WRITTEN INSTRUCTION – Output the records exactly. Include every line.

Stored records:
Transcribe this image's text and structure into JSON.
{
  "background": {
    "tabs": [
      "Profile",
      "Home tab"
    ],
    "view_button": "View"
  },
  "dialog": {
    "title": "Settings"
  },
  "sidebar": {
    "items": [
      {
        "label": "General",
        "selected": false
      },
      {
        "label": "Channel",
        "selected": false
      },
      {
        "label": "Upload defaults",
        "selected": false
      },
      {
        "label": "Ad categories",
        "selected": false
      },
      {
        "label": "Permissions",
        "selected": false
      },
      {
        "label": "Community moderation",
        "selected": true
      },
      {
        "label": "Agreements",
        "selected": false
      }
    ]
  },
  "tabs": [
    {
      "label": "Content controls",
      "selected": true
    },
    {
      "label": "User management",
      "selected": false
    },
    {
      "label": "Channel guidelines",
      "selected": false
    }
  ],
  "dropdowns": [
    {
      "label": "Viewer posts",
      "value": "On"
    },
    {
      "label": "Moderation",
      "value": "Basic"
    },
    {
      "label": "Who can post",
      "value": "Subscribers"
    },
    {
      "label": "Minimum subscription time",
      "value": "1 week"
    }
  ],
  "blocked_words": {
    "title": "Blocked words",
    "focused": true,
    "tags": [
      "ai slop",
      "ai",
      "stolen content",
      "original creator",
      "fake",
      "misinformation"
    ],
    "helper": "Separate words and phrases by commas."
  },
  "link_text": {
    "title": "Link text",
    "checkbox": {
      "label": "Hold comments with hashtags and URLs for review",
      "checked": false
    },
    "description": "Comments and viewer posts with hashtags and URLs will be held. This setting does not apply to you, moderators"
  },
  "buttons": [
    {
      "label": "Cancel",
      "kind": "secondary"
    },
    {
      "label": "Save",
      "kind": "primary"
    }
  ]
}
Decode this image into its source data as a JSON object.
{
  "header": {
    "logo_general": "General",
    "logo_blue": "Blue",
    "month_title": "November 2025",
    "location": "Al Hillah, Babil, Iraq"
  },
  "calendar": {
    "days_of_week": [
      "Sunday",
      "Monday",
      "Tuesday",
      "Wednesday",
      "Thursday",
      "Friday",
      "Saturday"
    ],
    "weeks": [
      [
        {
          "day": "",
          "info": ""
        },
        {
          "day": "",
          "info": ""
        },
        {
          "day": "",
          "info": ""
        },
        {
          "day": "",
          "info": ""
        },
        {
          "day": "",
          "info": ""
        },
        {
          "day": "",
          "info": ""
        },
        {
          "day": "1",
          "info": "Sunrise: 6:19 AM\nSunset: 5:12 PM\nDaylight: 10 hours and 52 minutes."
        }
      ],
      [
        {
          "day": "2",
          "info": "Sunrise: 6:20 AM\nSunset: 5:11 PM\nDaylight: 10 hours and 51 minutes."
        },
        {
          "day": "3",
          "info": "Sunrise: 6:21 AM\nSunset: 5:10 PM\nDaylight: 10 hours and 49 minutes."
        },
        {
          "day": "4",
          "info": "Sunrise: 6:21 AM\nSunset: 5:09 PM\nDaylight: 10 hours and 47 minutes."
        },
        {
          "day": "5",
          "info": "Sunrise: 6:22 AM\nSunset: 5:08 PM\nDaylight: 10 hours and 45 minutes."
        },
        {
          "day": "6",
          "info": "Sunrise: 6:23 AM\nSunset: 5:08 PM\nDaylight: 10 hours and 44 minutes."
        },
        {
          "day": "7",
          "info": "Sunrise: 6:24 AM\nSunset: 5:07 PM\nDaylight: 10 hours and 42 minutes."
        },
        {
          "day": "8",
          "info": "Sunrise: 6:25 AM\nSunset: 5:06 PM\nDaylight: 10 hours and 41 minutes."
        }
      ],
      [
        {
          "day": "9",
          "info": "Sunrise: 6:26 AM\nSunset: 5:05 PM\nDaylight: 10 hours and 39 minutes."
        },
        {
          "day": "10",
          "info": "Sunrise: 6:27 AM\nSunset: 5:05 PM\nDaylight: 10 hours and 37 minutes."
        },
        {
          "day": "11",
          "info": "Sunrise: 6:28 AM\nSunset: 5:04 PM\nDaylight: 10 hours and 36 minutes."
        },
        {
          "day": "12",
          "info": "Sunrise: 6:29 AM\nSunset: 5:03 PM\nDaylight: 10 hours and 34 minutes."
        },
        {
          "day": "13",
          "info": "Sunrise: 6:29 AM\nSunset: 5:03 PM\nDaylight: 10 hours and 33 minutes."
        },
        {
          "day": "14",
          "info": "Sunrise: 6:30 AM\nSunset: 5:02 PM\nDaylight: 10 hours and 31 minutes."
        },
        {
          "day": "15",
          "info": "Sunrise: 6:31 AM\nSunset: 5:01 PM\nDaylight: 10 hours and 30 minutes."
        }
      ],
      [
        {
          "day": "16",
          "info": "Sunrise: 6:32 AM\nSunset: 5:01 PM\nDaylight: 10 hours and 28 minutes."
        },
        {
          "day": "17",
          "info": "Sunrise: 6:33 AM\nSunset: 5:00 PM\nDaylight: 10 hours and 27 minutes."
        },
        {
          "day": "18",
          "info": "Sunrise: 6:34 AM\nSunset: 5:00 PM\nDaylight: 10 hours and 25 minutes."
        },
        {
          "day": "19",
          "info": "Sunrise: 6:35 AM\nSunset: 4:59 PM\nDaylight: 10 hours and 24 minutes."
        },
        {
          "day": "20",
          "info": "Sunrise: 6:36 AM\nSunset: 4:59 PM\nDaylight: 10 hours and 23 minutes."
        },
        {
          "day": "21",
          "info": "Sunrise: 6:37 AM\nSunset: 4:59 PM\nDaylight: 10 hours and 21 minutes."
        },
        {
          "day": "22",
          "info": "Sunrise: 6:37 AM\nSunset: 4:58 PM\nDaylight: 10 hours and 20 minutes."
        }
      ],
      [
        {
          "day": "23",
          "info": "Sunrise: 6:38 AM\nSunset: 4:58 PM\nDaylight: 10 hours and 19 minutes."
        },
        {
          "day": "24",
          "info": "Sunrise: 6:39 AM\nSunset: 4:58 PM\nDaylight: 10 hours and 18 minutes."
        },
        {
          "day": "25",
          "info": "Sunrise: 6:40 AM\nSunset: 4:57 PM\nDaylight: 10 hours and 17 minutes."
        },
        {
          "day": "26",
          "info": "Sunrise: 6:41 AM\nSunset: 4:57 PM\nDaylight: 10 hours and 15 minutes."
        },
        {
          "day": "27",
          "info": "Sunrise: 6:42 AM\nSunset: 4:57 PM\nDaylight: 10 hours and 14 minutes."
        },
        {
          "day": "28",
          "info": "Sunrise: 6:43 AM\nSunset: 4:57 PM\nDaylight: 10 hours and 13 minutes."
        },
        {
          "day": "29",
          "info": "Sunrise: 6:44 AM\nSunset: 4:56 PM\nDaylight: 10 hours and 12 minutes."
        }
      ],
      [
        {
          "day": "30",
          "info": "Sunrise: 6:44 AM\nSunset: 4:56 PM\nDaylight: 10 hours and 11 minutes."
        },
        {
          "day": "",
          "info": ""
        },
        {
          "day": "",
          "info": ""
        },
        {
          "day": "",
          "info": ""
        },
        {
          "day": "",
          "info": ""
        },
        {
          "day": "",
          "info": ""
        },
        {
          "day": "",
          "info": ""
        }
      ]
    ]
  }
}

WORKED ANSWER –
Transcribe this image's text and structure into JSON.
{
  "background": {
    "tabs": [
      "Profile",
      "Home tab"
    ],
    "view_button": "View"
  },
  "dialog": {
    "title": "Settings"
  },
  "sidebar": {
    "items": [
      {
        "label": "General",
        "selected": false
      },
      {
        "label": "Channel",
        "selected": false
      },
      {
        "label": "Upload defaults",
        "selected": false
      },
      {
        "label": "Ad categories",
        "selected": false
      },
      {
        "label": "Permissions",
        "selected": false
      },
      {
        "label": "Community moderation",
        "selected": true
      },
      {
        "label": "Agreements",
        "selected": false
      }
    ]
  },
  "tabs": [
    {
      "label": "Content controls",
      "selected": true
    },
    {
      "label": "User management",
      "selected": false
    },
    {
      "label": "Channel guidelines",
      "selected": false
    }
  ],
  "dropdowns": [
    {
      "label": "Viewer posts",
      "value": "On"
    },
    {
      "label": "Moderation",
      "value": "Basic"
    },
    {
      "label": "Who can post",
      "value": "Subscribers"
    },
    {
      "label": "Minimum subscription time",
      "value": "1 week"
    }
  ],
  "blocked_words": {
    "title": "Blocked words",
    "focused": true,
    "tags": [
      "ai slop",
      "ai",
      "stolen content",
      "original creator",
      "fake",
      "misinformation"
    ],
    "helper": "Separate words and phrases by commas."
  },
  "link_text": {
    "title": "Link text",
    "checkbox": {
      "label": "Hold comments with hashtags and URLs for review",
      "checked": false
    },
    "description": "Comments and viewer posts with hashtags and URLs will be held. This setting does not apply to you, moderators"
  },
  "buttons": [
    {
      "label": "Cancel",
      "kind": "secondary"
    },
    {
      "label": "Save",
      "kind": "primary"
    }
  ]
}
Decode this image into its source data as a JSON object.
{
  "header": {
    "logo_general": "General",
    "logo_blue": "Blue",
    "month_title": "November 2025",
    "location": "Al Hillah, Babil, Iraq"
  },
  "calendar": {
    "days_of_week": [
      "Sunday",
      "Monday",
      "Tuesday",
      "Wednesday",
      "Thursday",
      "Friday",
      "Saturday"
    ],
    "weeks": [
      [
        {
          "day": "",
          "info": ""
        },
        {
          "day": "",
          "info": ""
        },
        {
          "day": "",
          "info": ""
        },
        {
          "day": "",
          "info": ""
        },
        {
          "day": "",
          "info": ""
        },
        {
          "day": "",
          "info": ""
        },
        {
          "day": "1",
          "info": "Sunrise: 6:19 AM\nSunset: 5:12 PM\nDaylight: 10 hours and 52 minutes."
        }
      ],
      [
        {
          "day": "2",
          "info": "Sunrise: 6:20 AM\nSunset: 5:11 PM\nDaylight: 10 hours and 51 minutes."
        },
        {
          "day": "3",
          "info": "Sunrise: 6:21 AM\nSunset: 5:10 PM\nDaylight: 10 hours and 49 minutes."
        },
        {
          "day": "4",
          "info": "Sunrise: 6:21 AM\nSunset: 5:09 PM\nDaylight: 10 hours and 47 minutes."
        },
        {
          "day": "5",
          "info": "Sunrise: 6:22 AM\nSunset: 5:08 PM\nDaylight: 10 hours and 45 minutes."
        },
        {
          "day": "6",
          "info": "Sunrise: 6:23 AM\nSunset: 5:08 PM\nDaylight: 10 hours and 44 minutes."
        },
        {
          "day": "7",
          "info": "Sunrise: 6:24 AM\nSunset: 5:07 PM\nDaylight: 10 hours and 42 minutes."
        },
        {
          "day": "8",
          "info": "Sunrise: 6:25 AM\nSunset: 5:06 PM\nDaylight: 10 hours and 41 minutes."
        }
      ],
      [
        {
          "day": "9",
          "info": "Sunrise: 6:26 AM\nSunset: 5:05 PM\nDaylight: 10 hours and 39 minutes."
        },
        {
          "day": "10",
          "info": "Sunrise: 6:27 AM\nSunset: 5:05 PM\nDaylight: 10 hours and 37 minutes."
        },
        {
          "day": "11",
          "info": "Sunrise: 6:28 AM\nSunset: 5:04 PM\nDaylight: 10 hours and 36 minutes."
        },
        {
          "day": "12",
          "info": "Sunrise: 6:29 AM\nSunset: 5:03 PM\nDaylight: 10 hours and 34 minutes."
        },
        {
          "day": "13",
          "info": "Sunrise: 6:29 AM\nSunset: 5:03 PM\nDaylight: 10 hours and 33 minutes."
        },
        {
          "day": "14",
          "info": "Sunrise: 6:30 AM\nSunset: 5:02 PM\nDaylight: 10 hours and 31 minutes."
        },
        {
          "day": "15",
          "info": "Sunrise: 6:31 AM\nSunset: 5:01 PM\nDaylight: 10 hours and 30 minutes."
        }
      ],
      [
        {
          "day": "16",
          "info": "Sunrise: 6:32 AM\nSunset: 5:01 PM\nDaylight: 10 hours and 28 minutes."
        },
        {
          "day": "17",
          "info": "Sunrise: 6:33 AM\nSunset: 5:00 PM\nDaylight: 10 hours and 27 minutes."
        },
        {
          "day": "18",
          "info": "Sunrise: 6:34 AM\nSunset: 5:00 PM\nDaylight: 10 hours and 25 minutes."
        },
        {
          "day": "19",
          "info": "Sunrise: 6:35 AM\nSunset: 4:59 PM\nDaylight: 10 hours and 24 minutes."
        },
        {
          "day": "20",
          "info": "Sunrise: 6:36 AM\nSunset: 4:59 PM\nDaylight: 10 hours and 23 minutes."
        },
        {
          "day": "21",
          "info": "Sunrise: 6:37 AM\nSunset: 4:59 PM\nDaylight: 10 hours and 21 minutes."
        },
        {
          "day": "22",
          "info": "Sunrise: 6:37 AM\nSunset: 4:58 PM\nDaylight: 10 hours and 20 minutes."
        }
      ],
      [
        {
          "day": "23",
          "info": "Sunrise: 6:38 AM\nSunset: 4:58 PM\nDaylight: 10 hours and 19 minutes."
        },
        {
          "day": "24",
          "info": "Sunrise: 6:39 AM\nSunset: 4:58 PM\nDaylight: 10 hours and 18 minutes."
        },
        {
          "day": "25",
          "info": "Sunrise: 6:40 AM\nSunset: 4:57 PM\nDaylight: 10 hours and 17 minutes."
        },
        {
          "day": "26",
          "info": "Sunrise: 6:41 AM\nSunset: 4:57 PM\nDaylight: 10 hours and 15 minutes."
        },
        {
          "day": "27",
          "info": "Sunrise: 6:42 AM\nSunset: 4:57 PM\nDaylight: 10 hours and 14 minutes."
        },
        {
          "day": "28",
          "info": "Sunrise: 6:43 AM\nSunset: 4:57 PM\nDaylight: 10 hours and 13 minutes."
        },
        {
          "day": "29",
          "info": "Sunrise: 6:44 AM\nSunset: 4:56 PM\nDaylight: 10 hours and 12 minutes."
        }
      ],
      [
        {
          "day": "30",
          "info": "Sunrise: 6:44 AM\nSunset: 4:56 PM\nDaylight: 10 hours and 11 minutes."
        },
        {
          "day": "",
          "info": ""
        },
        {
          "day": "",
          "info": ""
        },
        {
          "day": "",
          "info": ""
        },
        {
          "day": "",
          "info": ""
        },
        {
          "day": "",
          "info": ""
        },
        {
          "day": "",
          "info": ""
        }
      ]
    ]
  }
}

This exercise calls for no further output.